Text block:
# Ants



## Italianlnm (Sep 16, 2009)

Do ants effect torts??

When I take my baby out to lounge and soak up some sunlight. Also eat some nice fresh grass, I will notice the occasional ant crawling on him.. And it freaks me out.. Because I don't want him to be bit. Can they go to the part in the shell?? And what if they get bit?


----------



## Yvonne G (Sep 16, 2009)

Depends upon the type of ant. The black ants usually don't bite unless threatened, they're just a nuisance, but not a problem. The red ants can kill a baby tortoise if they swarm him and bite him. They literally eat him alive.

Yvonne


----------



## tortoisenerd (Sep 16, 2009)

What kind of ants? Few ants bite (like fire ants). The "normal" household ants don't. There are some safe kinds of treatments for ants you can use around your tort. I did a search and came up with these posts:

http://tortoiseforum.org/thread-7343.html?highlight=ants
http://tortoiseforum.org/thread-2475.html?highlight=ants
http://tortoiseforum.org/thread-3320.html?highlight=ants
http://tortoiseforum.org/thread-3062.html?highlight=ants
http://tortoiseforum.org/thread-6822.html?highlight=ants
http://tortoiseforum.org/thread-148.html?highlight=ants


----------



## dmmj (Sep 16, 2009)

I get bit by the little black ants all the time, I think they are checking to see if I am dead, so they can start the harvest. but I just smoosh them.

(Dataset excerpts)
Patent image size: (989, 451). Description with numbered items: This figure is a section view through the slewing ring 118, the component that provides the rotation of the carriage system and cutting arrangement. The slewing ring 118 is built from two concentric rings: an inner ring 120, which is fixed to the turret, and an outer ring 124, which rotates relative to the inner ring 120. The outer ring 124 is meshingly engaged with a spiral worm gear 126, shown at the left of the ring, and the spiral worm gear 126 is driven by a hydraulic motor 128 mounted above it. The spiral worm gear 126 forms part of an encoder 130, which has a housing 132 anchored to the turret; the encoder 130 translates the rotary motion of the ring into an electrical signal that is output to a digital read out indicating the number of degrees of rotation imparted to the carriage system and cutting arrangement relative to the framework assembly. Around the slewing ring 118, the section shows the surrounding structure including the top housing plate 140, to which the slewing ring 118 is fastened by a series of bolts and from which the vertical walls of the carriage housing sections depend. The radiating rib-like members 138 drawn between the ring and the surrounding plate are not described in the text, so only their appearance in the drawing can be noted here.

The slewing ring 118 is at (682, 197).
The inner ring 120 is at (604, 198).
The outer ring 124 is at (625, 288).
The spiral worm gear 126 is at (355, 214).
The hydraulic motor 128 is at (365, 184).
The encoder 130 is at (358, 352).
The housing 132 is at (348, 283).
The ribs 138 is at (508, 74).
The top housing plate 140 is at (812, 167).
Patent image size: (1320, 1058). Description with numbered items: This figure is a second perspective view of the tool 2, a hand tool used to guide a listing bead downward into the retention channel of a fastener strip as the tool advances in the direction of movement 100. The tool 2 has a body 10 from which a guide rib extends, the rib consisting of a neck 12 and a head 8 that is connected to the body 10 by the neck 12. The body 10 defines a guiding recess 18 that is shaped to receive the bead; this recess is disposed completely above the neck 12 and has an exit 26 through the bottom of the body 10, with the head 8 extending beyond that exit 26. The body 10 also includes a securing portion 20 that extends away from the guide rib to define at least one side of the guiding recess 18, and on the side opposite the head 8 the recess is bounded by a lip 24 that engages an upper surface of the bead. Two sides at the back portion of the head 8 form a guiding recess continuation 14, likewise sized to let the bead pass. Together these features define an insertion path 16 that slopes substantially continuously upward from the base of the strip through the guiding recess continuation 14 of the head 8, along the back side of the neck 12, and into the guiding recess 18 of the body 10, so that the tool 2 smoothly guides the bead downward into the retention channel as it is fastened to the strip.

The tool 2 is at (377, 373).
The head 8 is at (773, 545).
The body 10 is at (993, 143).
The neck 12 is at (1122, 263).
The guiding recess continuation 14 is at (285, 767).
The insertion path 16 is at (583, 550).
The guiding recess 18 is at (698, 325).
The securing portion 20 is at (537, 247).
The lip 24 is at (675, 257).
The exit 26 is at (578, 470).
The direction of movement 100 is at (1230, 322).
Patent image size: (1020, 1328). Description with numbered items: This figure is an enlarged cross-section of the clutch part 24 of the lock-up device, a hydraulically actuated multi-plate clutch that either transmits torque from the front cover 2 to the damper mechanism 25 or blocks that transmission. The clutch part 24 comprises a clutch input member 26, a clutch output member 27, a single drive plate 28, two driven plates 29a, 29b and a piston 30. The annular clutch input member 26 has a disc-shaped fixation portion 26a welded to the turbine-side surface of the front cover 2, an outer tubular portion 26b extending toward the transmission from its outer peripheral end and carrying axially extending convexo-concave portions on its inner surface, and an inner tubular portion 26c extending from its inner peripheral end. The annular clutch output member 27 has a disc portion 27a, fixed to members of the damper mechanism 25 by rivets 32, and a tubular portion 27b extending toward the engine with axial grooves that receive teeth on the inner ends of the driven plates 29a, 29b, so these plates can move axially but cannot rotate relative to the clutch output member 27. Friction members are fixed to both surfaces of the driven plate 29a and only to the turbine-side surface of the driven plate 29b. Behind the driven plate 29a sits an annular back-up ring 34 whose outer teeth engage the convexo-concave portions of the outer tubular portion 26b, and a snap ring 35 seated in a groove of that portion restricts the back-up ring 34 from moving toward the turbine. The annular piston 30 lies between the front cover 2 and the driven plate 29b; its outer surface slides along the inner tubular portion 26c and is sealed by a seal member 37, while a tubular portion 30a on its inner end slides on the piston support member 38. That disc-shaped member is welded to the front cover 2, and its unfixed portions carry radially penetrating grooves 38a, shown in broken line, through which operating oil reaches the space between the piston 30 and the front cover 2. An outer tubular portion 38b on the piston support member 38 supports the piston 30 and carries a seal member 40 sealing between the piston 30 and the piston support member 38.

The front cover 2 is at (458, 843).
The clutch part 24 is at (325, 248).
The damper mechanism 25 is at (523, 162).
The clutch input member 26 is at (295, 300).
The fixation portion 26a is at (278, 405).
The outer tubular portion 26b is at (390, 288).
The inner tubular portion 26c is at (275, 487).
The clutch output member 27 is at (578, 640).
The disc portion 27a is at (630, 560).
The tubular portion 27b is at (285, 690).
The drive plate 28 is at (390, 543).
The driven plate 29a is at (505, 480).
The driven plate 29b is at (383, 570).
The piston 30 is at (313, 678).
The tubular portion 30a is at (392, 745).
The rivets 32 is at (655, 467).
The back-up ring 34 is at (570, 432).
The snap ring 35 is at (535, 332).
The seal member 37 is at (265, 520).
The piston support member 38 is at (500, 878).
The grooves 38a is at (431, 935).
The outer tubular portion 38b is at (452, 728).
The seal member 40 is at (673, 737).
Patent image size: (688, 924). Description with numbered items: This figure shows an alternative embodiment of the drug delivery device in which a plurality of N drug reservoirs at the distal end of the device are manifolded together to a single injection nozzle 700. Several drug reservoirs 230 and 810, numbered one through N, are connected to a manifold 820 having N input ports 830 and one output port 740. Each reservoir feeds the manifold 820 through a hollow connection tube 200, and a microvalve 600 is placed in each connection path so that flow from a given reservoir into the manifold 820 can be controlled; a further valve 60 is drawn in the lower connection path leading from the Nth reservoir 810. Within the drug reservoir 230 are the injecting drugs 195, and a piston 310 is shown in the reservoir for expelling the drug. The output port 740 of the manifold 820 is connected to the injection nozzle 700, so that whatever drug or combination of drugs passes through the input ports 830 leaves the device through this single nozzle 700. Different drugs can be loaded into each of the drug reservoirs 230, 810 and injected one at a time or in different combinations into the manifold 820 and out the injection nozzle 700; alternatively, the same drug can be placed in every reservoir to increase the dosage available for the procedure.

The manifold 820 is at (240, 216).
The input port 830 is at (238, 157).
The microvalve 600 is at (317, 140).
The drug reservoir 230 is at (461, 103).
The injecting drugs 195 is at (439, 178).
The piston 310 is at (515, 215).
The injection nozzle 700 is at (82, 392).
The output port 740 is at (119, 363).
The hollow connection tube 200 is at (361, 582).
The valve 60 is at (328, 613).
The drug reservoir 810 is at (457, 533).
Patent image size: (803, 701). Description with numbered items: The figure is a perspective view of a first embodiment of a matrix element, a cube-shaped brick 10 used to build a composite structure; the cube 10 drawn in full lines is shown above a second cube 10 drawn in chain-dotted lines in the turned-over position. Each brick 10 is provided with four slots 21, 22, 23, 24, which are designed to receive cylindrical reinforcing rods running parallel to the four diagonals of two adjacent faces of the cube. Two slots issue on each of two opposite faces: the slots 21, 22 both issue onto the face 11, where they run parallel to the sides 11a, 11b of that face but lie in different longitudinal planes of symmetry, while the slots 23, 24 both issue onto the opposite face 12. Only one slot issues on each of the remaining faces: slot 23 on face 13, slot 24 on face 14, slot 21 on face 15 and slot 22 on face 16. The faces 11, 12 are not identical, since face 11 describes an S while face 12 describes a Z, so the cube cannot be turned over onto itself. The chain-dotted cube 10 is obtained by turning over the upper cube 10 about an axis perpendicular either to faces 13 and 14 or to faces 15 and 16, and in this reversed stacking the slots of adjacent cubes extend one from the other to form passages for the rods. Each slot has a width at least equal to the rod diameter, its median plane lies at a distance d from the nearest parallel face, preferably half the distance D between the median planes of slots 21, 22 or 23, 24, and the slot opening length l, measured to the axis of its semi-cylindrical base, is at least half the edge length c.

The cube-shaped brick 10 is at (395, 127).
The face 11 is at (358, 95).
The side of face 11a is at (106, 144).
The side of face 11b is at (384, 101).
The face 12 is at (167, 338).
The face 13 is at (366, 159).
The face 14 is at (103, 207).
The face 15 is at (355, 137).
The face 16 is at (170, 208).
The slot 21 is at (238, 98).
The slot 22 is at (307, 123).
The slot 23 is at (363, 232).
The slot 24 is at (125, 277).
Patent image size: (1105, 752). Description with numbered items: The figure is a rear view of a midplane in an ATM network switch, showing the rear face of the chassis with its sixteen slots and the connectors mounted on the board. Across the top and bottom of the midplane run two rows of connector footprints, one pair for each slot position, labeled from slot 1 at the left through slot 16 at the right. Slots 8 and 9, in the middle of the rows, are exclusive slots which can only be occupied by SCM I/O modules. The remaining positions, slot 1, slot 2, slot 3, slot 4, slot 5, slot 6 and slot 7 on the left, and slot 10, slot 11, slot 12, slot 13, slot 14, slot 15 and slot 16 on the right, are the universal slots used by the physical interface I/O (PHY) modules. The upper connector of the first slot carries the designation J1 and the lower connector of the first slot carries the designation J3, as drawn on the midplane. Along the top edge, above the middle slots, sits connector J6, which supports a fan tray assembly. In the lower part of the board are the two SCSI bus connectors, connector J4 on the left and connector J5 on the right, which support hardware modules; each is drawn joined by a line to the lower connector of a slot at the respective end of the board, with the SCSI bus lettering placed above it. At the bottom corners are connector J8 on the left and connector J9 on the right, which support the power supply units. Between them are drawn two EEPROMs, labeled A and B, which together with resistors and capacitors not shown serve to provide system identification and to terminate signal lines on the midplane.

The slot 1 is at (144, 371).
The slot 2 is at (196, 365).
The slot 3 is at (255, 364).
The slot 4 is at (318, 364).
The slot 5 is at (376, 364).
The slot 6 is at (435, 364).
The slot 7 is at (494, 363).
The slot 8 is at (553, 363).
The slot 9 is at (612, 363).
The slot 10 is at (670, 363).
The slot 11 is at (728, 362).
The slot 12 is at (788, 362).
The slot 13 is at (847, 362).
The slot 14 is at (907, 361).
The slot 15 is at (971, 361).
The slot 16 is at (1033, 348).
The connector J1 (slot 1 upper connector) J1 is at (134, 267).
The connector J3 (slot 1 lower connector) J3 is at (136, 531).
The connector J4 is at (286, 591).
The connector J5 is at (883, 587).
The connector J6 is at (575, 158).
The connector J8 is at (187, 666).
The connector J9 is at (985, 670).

What you have to do:
In the thread about ants, what does Yvonne G say red ants can do to a baby tortoise? The lines have nothing to do with this.

Solution to this problem:
They can kill it if they swarm and bite it, literally eating it alive.